§ **Records provided**:
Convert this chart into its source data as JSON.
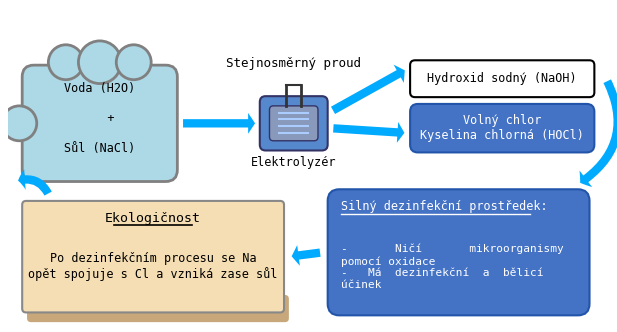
{
  "bg_color": "#ffffff",
  "blue_box_color": "#4472C4",
  "cloud_fill": "#ADD8E6",
  "cloud_stroke": "#808080",
  "naoh_box_color": "#ffffff",
  "naoh_stroke": "#000000",
  "eco_box_color": "#F5DEB3",
  "eco_box_color2": "#C8A87A",
  "disinfect_box_color": "#4472C4",
  "arrow_color": "#00AAFF",
  "text_dark": "#000000",
  "text_white": "#ffffff",
  "title_text": "Stejnosměrný proud",
  "water_text": "Voda (H2O)\n\n   +\n\nSůl (NaCl)",
  "elektrolyzer_label": "Elektrolyzér",
  "naoh_text": "Hydroxid sodný (NaOH)",
  "chlor_text": "Volný chlor\nKyselina chlorná (HOCl)",
  "eco_title": "Ekologičnost",
  "eco_body": "Po dezinfekčním procesu se Na\nopět spojuje s Cl a vzniká zase sůl",
  "disinfect_title": "Silný dezinfekční prostředek:",
  "disinfect_body": "-       Ničí       mikroorganismy\npomocí oxidace\n-   Má  dezinfekční  a  bělicí\núčinek"
}
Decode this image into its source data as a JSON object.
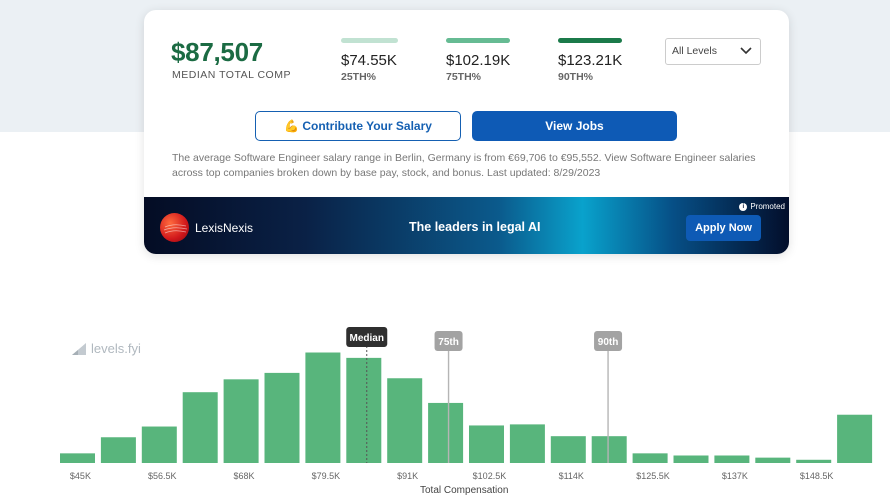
{
  "summary": {
    "median_value": "$87,507",
    "median_label": "MEDIAN TOTAL COMP",
    "percentiles": [
      {
        "value": "$74.55K",
        "label": "25TH%"
      },
      {
        "value": "$102.19K",
        "label": "75TH%"
      },
      {
        "value": "$123.21K",
        "label": "90TH%"
      }
    ],
    "level_select": "All Levels"
  },
  "actions": {
    "contribute_label": "💪 Contribute Your Salary",
    "view_jobs_label": "View Jobs"
  },
  "description": "The average Software Engineer salary range in Berlin, Germany is from €69,706 to €95,552. View Software Engineer salaries across top companies broken down by base pay, stock, and bonus. Last updated: 8/29/2023",
  "ad": {
    "brand": "LexisNexis",
    "tagline": "The leaders in legal AI",
    "promoted_label": "Promoted",
    "cta_label": "Apply Now"
  },
  "watermark": "levels.fyi",
  "chart_data": {
    "type": "bar",
    "title": "",
    "xlabel": "Total Compensation",
    "ylabel": "",
    "bar_color": "#58b57c",
    "x_ticks": [
      "$45K",
      "$56.5K",
      "$68K",
      "$79.5K",
      "$91K",
      "$102.5K",
      "$114K",
      "$125.5K",
      "$137K",
      "$148.5K"
    ],
    "bin_count": 20,
    "values": [
      9,
      24,
      34,
      66,
      78,
      84,
      103,
      98,
      79,
      56,
      35,
      36,
      25,
      25,
      9,
      7,
      7,
      5,
      3,
      45
    ],
    "ylim": [
      0,
      110
    ],
    "markers": [
      {
        "label": "Median",
        "bin_position": 7.5
      },
      {
        "label": "75th",
        "bin_position": 9.5
      },
      {
        "label": "90th",
        "bin_position": 13.4
      }
    ]
  }
}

§ **Task to complete**:
All of the material above is to be copied exactly, except for its images.

§ **Written reply**:
Convert this chart into its source data as JSON.
{
  "bg_color": "#ffffff",
  "blue_box_color": "#4472C4",
  "cloud_fill": "#ADD8E6",
  "cloud_stroke": "#808080",
  "naoh_box_color": "#ffffff",
  "naoh_stroke": "#000000",
  "eco_box_color": "#F5DEB3",
  "eco_box_color2": "#C8A87A",
  "disinfect_box_color": "#4472C4",
  "arrow_color": "#00AAFF",
  "text_dark": "#000000",
  "text_white": "#ffffff",
  "title_text": "Stejnosměrný proud",
  "water_text": "Voda (H2O)\n\n   +\n\nSůl (NaCl)",
  "elektrolyzer_label": "Elektrolyzér",
  "naoh_text": "Hydroxid sodný (NaOH)",
  "chlor_text": "Volný chlor\nKyselina chlorná (HOCl)",
  "eco_title": "Ekologičnost",
  "eco_body": "Po dezinfekčním procesu se Na\nopět spojuje s Cl a vzniká zase sůl",
  "disinfect_title": "Silný dezinfekční prostředek:",
  "disinfect_body": "-       Ničí       mikroorganismy\npomocí oxidace\n-   Má  dezinfekční  a  bělicí\núčinek"
}
Decode this image into its source data as a JSON object.
{
  "summary": {
    "median_value": "$87,507",
    "median_label": "MEDIAN TOTAL COMP",
    "percentiles": [
      {
        "value": "$74.55K",
        "label": "25TH%"
      },
      {
        "value": "$102.19K",
        "label": "75TH%"
      },
      {
        "value": "$123.21K",
        "label": "90TH%"
      }
    ],
    "level_select": "All Levels"
  },
  "actions": {
    "contribute_label": "💪 Contribute Your Salary",
    "view_jobs_label": "View Jobs"
  },
  "description": "The average Software Engineer salary range in Berlin, Germany is from €69,706 to €95,552. View Software Engineer salaries across top companies broken down by base pay, stock, and bonus. Last updated: 8/29/2023",
  "ad": {
    "brand": "LexisNexis",
    "tagline": "The leaders in legal AI",
    "promoted_label": "Promoted",
    "cta_label": "Apply Now"
  },
  "watermark": "levels.fyi",
  "chart_data": {
    "type": "bar",
    "title": "",
    "xlabel": "Total Compensation",
    "ylabel": "",
    "bar_color": "#58b57c",
    "x_ticks": [
      "$45K",
      "$56.5K",
      "$68K",
      "$79.5K",
      "$91K",
      "$102.5K",
      "$114K",
      "$125.5K",
      "$137K",
      "$148.5K"
    ],
    "bin_count": 20,
    "values": [
      9,
      24,
      34,
      66,
      78,
      84,
      103,
      98,
      79,
      56,
      35,
      36,
      25,
      25,
      9,
      7,
      7,
      5,
      3,
      45
    ],
    "ylim": [
      0,
      110
    ],
    "markers": [
      {
        "label": "Median",
        "bin_position": 7.5
      },
      {
        "label": "75th",
        "bin_position": 9.5
      },
      {
        "label": "90th",
        "bin_position": 13.4
      }
    ]
  }
}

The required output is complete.